— GIVEN INSTRUCTION —
Please repeat all of the lines that follow, exactly as written.

— LISTED RECORDS —
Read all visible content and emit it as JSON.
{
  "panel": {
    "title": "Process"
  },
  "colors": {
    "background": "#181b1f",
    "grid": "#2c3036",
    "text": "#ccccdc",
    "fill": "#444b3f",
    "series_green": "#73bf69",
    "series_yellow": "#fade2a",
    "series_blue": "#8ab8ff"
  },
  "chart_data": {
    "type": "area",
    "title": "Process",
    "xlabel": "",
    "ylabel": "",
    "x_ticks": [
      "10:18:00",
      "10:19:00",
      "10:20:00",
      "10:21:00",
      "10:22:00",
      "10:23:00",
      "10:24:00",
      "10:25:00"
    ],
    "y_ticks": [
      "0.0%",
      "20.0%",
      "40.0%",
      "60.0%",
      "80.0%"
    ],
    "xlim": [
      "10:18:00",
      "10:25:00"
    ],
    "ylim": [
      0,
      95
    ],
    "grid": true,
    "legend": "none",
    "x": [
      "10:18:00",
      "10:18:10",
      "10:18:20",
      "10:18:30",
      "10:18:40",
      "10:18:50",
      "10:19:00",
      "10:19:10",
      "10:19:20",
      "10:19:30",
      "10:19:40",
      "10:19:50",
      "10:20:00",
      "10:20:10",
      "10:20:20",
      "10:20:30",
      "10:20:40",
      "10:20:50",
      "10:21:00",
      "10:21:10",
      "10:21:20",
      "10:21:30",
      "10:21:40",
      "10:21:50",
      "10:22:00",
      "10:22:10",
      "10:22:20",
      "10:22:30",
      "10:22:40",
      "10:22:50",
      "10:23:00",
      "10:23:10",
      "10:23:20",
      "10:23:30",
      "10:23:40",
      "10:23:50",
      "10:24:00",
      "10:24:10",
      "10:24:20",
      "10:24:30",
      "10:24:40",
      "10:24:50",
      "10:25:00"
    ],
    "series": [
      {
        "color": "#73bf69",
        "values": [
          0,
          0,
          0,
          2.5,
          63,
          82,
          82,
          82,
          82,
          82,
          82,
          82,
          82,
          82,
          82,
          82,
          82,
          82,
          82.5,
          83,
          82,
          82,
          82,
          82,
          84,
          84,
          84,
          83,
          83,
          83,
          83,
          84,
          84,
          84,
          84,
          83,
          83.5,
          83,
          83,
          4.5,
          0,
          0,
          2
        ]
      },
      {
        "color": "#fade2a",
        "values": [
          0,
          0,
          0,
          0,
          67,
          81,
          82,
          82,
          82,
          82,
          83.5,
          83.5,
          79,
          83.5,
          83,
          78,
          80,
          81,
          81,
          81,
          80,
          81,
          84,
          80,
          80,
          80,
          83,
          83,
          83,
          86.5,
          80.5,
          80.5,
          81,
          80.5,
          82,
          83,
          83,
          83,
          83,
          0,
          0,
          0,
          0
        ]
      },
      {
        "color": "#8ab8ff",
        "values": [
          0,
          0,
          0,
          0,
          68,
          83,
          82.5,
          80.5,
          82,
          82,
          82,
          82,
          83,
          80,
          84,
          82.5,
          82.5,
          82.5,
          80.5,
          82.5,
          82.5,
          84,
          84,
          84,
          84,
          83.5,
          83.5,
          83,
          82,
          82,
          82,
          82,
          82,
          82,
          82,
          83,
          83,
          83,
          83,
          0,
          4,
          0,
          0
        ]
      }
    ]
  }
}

— TASK ANSWER —
Read all visible content and emit it as JSON.
{
  "panel": {
    "title": "Process"
  },
  "colors": {
    "background": "#181b1f",
    "grid": "#2c3036",
    "text": "#ccccdc",
    "fill": "#444b3f",
    "series_green": "#73bf69",
    "series_yellow": "#fade2a",
    "series_blue": "#8ab8ff"
  },
  "chart_data": {
    "type": "area",
    "title": "Process",
    "xlabel": "",
    "ylabel": "",
    "x_ticks": [
      "10:18:00",
      "10:19:00",
      "10:20:00",
      "10:21:00",
      "10:22:00",
      "10:23:00",
      "10:24:00",
      "10:25:00"
    ],
    "y_ticks": [
      "0.0%",
      "20.0%",
      "40.0%",
      "60.0%",
      "80.0%"
    ],
    "xlim": [
      "10:18:00",
      "10:25:00"
    ],
    "ylim": [
      0,
      95
    ],
    "grid": true,
    "legend": "none",
    "x": [
      "10:18:00",
      "10:18:10",
      "10:18:20",
      "10:18:30",
      "10:18:40",
      "10:18:50",
      "10:19:00",
      "10:19:10",
      "10:19:20",
      "10:19:30",
      "10:19:40",
      "10:19:50",
      "10:20:00",
      "10:20:10",
      "10:20:20",
      "10:20:30",
      "10:20:40",
      "10:20:50",
      "10:21:00",
      "10:21:10",
      "10:21:20",
      "10:21:30",
      "10:21:40",
      "10:21:50",
      "10:22:00",
      "10:22:10",
      "10:22:20",
      "10:22:30",
      "10:22:40",
      "10:22:50",
      "10:23:00",
      "10:23:10",
      "10:23:20",
      "10:23:30",
      "10:23:40",
      "10:23:50",
      "10:24:00",
      "10:24:10",
      "10:24:20",
      "10:24:30",
      "10:24:40",
      "10:24:50",
      "10:25:00"
    ],
    "series": [
      {
        "color": "#73bf69",
        "values": [
          0,
          0,
          0,
          2.5,
          63,
          82,
          82,
          82,
          82,
          82,
          82,
          82,
          82,
          82,
          82,
          82,
          82,
          82,
          82.5,
          83,
          82,
          82,
          82,
          82,
          84,
          84,
          84,
          83,
          83,
          83,
          83,
          84,
          84,
          84,
          84,
          83,
          83.5,
          83,
          83,
          4.5,
          0,
          0,
          2
        ]
      },
      {
        "color": "#fade2a",
        "values": [
          0,
          0,
          0,
          0,
          67,
          81,
          82,
          82,
          82,
          82,
          83.5,
          83.5,
          79,
          83.5,
          83,
          78,
          80,
          81,
          81,
          81,
          80,
          81,
          84,
          80,
          80,
          80,
          83,
          83,
          83,
          86.5,
          80.5,
          80.5,
          81,
          80.5,
          82,
          83,
          83,
          83,
          83,
          0,
          0,
          0,
          0
        ]
      },
      {
        "color": "#8ab8ff",
        "values": [
          0,
          0,
          0,
          0,
          68,
          83,
          82.5,
          80.5,
          82,
          82,
          82,
          82,
          83,
          80,
          84,
          82.5,
          82.5,
          82.5,
          80.5,
          82.5,
          82.5,
          84,
          84,
          84,
          84,
          83.5,
          83.5,
          83,
          82,
          82,
          82,
          82,
          82,
          82,
          82,
          83,
          83,
          83,
          83,
          0,
          4,
          0,
          0
        ]
      }
    ]
  }
}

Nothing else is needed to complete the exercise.